### Set problem
Search the listing for the string "inte" and copy every line that contains it.

## BEGIN Information provided

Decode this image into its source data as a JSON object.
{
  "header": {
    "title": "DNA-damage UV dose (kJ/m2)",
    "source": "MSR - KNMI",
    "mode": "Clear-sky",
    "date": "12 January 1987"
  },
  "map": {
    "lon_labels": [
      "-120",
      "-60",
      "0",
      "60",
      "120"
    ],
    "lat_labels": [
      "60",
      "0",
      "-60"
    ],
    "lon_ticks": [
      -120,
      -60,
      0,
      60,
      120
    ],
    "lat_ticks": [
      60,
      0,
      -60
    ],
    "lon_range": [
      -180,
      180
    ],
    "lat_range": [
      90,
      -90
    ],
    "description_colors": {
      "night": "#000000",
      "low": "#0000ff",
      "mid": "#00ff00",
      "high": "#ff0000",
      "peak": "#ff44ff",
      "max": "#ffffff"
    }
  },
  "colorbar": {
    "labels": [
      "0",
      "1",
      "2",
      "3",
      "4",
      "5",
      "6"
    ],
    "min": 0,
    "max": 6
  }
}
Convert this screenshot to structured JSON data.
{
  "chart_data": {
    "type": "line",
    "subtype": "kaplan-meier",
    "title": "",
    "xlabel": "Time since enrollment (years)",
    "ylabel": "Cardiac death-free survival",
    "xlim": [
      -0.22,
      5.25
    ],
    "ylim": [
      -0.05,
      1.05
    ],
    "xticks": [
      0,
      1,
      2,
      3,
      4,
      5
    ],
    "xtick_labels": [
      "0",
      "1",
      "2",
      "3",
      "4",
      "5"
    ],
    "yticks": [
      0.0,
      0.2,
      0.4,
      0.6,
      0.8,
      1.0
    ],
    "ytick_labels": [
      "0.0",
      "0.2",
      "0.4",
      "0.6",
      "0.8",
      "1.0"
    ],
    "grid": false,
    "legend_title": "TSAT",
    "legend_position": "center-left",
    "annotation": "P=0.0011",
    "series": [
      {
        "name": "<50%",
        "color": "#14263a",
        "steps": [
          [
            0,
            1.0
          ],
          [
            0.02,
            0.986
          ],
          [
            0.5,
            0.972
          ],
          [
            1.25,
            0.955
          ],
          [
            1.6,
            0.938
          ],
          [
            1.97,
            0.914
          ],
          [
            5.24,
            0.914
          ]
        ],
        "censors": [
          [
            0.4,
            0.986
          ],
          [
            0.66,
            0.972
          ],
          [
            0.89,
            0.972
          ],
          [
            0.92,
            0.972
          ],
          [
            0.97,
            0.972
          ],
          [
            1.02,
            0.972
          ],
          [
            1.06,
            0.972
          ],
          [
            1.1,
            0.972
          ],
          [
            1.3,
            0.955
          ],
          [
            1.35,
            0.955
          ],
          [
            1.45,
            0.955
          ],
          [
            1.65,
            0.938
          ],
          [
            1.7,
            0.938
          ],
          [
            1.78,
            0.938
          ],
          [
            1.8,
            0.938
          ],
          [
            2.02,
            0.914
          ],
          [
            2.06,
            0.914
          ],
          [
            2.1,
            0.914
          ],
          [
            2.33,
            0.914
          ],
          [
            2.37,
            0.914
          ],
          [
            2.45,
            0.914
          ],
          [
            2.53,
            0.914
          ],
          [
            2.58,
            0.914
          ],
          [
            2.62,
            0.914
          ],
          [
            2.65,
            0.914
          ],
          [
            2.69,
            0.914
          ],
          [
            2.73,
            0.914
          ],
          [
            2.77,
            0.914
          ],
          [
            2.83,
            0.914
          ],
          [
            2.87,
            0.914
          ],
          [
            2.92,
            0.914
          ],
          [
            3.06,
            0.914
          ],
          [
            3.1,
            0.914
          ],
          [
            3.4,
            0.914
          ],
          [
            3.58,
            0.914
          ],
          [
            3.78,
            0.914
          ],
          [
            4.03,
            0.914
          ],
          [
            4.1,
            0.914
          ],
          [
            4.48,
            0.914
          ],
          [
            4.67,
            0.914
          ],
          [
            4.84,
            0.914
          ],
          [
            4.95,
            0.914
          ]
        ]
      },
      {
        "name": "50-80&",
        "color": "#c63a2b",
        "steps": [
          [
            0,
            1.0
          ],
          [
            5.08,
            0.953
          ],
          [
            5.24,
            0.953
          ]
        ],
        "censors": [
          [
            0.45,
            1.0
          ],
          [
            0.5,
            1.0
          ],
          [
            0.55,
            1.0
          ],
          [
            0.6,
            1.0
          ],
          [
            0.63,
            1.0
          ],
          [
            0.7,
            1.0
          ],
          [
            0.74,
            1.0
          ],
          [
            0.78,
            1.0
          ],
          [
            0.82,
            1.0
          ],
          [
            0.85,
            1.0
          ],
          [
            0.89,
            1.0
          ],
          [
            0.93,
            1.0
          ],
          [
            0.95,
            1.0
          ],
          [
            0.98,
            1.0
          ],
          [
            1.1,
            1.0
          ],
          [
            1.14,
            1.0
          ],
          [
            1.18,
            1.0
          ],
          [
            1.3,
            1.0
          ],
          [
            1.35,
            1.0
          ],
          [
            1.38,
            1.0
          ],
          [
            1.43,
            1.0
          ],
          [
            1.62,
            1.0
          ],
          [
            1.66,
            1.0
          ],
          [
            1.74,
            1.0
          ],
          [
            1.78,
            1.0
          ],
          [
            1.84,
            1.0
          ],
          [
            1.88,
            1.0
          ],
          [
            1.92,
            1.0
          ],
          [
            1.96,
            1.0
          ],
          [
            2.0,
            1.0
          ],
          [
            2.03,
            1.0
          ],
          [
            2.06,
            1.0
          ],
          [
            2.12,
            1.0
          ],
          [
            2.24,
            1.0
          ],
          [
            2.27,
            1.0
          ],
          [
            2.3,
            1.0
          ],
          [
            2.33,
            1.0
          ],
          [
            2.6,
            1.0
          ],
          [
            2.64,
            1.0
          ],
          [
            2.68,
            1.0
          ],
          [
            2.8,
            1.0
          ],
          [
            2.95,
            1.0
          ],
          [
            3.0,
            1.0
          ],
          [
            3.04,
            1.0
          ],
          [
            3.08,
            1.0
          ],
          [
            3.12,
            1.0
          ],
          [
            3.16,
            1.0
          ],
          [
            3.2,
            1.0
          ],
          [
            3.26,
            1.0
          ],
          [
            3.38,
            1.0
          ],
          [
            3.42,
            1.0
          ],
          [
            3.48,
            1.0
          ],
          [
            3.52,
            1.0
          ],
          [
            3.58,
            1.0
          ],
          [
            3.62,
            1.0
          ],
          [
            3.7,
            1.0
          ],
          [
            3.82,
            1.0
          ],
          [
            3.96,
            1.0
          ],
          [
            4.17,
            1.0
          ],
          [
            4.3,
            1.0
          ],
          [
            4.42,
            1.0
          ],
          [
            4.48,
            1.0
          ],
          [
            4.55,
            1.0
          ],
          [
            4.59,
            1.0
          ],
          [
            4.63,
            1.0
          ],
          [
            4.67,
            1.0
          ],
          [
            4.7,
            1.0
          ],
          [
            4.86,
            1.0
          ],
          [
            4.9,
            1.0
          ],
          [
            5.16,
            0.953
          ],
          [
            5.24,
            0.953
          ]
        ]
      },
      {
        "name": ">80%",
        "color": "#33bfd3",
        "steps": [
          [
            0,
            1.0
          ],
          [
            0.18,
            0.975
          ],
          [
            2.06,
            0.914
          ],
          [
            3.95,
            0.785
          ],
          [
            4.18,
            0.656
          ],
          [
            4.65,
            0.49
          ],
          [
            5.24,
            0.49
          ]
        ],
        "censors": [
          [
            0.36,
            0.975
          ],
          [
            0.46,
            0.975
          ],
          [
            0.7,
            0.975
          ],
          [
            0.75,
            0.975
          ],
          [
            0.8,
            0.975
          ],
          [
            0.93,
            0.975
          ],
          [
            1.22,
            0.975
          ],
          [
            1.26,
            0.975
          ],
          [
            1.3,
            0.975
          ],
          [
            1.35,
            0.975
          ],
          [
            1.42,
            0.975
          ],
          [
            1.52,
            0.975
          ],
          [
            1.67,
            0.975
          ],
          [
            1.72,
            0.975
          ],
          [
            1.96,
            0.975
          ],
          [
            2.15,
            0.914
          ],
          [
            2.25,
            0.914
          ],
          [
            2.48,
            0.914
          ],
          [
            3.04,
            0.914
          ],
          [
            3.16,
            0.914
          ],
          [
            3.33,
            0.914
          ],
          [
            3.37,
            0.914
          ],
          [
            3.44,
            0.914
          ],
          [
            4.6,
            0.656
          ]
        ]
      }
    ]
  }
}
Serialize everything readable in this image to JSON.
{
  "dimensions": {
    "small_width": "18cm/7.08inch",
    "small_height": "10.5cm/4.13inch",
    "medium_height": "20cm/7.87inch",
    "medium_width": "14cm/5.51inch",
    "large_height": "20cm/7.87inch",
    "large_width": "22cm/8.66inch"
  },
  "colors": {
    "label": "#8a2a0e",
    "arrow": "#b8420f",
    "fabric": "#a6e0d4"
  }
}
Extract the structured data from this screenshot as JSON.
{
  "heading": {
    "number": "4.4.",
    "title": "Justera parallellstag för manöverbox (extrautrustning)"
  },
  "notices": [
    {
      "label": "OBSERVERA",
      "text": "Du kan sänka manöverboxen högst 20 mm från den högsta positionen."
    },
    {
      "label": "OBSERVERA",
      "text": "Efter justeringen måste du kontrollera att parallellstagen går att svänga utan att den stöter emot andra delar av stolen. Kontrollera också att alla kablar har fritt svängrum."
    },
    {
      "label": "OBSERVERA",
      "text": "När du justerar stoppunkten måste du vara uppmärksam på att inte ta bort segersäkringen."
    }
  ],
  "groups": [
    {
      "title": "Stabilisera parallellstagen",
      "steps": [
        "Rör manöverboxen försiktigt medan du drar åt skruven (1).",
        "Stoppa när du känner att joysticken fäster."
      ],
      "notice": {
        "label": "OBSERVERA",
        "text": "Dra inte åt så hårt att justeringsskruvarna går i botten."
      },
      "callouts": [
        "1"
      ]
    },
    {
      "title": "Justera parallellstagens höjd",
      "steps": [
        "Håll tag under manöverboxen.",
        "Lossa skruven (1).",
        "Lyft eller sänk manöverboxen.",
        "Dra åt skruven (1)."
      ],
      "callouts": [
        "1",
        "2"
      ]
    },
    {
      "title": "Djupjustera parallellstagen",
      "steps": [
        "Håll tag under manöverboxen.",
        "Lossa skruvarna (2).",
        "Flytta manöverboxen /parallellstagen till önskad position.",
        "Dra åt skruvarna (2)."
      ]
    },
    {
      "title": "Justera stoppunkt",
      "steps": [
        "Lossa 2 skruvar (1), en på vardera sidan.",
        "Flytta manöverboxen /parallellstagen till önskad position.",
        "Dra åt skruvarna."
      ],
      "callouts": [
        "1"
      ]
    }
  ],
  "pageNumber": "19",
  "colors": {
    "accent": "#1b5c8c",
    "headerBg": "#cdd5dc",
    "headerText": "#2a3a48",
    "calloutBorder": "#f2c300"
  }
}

## END Information provided

### Answer to this task
      "text": "När du justerar stoppunkten måste du vara uppmärksam på att inte ta bort segersäkringen."
        "text": "Dra inte åt så hårt att justeringsskruvarna går i botten."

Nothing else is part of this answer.